Consigne:
Dans l'extrait sur le rejet de greffe, relevez toutes les rubriques de classement placées entre le titre et la section « Objectifs ».

Extrait du document:

Étude de l’implication de cellules de l’immunité innée dans le rejet de greffe
- Recherche fondamentale
- Autre recherche fondamentale
- Multisystémique
- Oncologie
- Système immunitaire
Objectifs
La transplantation est souvent le traitement le plus efficace, voire le seul, pour les patients en insuffisance terminale d'organe. Elle permet de remplacer un organe malade par celui d’un donneur génétiquement différent.Cependant, son efficacité à long terme est limitée par le rejet, principal facteur de perte de greffon. Ce rejet survient car le système immunitaire du receveur reconnaît le greffon comme un tissu étranger. Actuellement, le rejet est attribué à la reconnaissance du greffon par la réponse immunitaire adaptative. Nos recherches récentes explorent le rôle d’un autre bras du système immunitaire, l’immunité innée, révélant un potentiel thérapeutique inédit pour éviter et traiter le rejet du greffon. Le projet consiste à étudier l’implication des cellules de l’immunité innée dans le rejet de greffe. Les ojectifs du projet sont : 1) tester une nouvelle approche thérapeutique visant à modifier le greffon pour limiter l’activation de cellules innée et donc le rejet de greffe ; 2) analyser les intéractions entres cellules de l’immunité adaptatives et les cellules innée impliquées dans le rejet de greffe. Cette approche optimiserait la sélection des donneurs et prolongerait la survie des greffons, tout en améliorant la qualité de vie des receveurs. Le projet est divisé en 2 procédures, une pour chaque objectif. Des études récentes montrent que le type de rejet varie selon les cellules immunitaires impliquées et le type de greffe. Nous utiliserons donc diffèrents modèles de greffes. D’une durée de 5 ans, le projet pourrait impliquer jusqu’à 1184 souris, avec des expériences réalisées en séquence et arrêtées en cas d’hypothèse invalidée.

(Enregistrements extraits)
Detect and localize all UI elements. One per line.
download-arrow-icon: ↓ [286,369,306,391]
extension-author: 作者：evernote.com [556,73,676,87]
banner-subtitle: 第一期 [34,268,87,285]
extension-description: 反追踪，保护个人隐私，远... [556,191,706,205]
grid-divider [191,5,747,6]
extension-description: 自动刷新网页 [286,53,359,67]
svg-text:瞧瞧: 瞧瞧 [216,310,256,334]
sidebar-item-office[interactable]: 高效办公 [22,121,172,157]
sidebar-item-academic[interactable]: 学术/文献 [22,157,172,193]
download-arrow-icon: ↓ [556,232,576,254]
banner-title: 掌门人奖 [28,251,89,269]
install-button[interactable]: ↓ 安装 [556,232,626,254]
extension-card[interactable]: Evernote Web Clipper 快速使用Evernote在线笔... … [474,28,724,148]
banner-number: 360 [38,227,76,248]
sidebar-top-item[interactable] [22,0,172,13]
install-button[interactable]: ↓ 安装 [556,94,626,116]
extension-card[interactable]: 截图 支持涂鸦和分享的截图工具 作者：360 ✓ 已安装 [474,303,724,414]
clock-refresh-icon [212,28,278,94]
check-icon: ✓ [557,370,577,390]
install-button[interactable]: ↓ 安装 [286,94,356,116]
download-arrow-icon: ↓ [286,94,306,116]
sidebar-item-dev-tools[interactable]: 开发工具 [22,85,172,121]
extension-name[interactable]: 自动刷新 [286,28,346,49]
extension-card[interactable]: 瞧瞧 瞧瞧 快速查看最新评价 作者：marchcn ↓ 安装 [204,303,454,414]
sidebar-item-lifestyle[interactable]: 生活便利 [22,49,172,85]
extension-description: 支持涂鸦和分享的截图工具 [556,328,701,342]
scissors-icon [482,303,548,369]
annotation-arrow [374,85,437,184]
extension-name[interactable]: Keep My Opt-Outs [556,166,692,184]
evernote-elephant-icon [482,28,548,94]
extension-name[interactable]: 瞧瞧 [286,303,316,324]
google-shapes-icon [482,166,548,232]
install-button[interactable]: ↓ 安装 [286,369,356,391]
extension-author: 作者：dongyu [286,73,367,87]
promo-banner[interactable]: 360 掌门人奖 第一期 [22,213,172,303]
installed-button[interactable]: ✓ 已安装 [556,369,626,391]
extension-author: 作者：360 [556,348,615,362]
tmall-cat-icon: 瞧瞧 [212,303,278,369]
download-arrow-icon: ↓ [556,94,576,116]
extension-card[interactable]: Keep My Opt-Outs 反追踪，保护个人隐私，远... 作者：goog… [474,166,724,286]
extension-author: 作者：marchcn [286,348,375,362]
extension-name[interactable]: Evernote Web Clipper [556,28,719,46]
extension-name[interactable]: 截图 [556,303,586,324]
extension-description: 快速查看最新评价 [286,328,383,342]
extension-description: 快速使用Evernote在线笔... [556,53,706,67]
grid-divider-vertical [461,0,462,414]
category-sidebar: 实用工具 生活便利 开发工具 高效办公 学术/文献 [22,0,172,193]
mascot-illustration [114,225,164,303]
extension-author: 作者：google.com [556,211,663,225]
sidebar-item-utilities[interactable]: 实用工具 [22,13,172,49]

Réponse:
- Recherche fondamentale
- Autre recherche fondamentale
- Multisystémique
- Oncologie
- Système immunitaire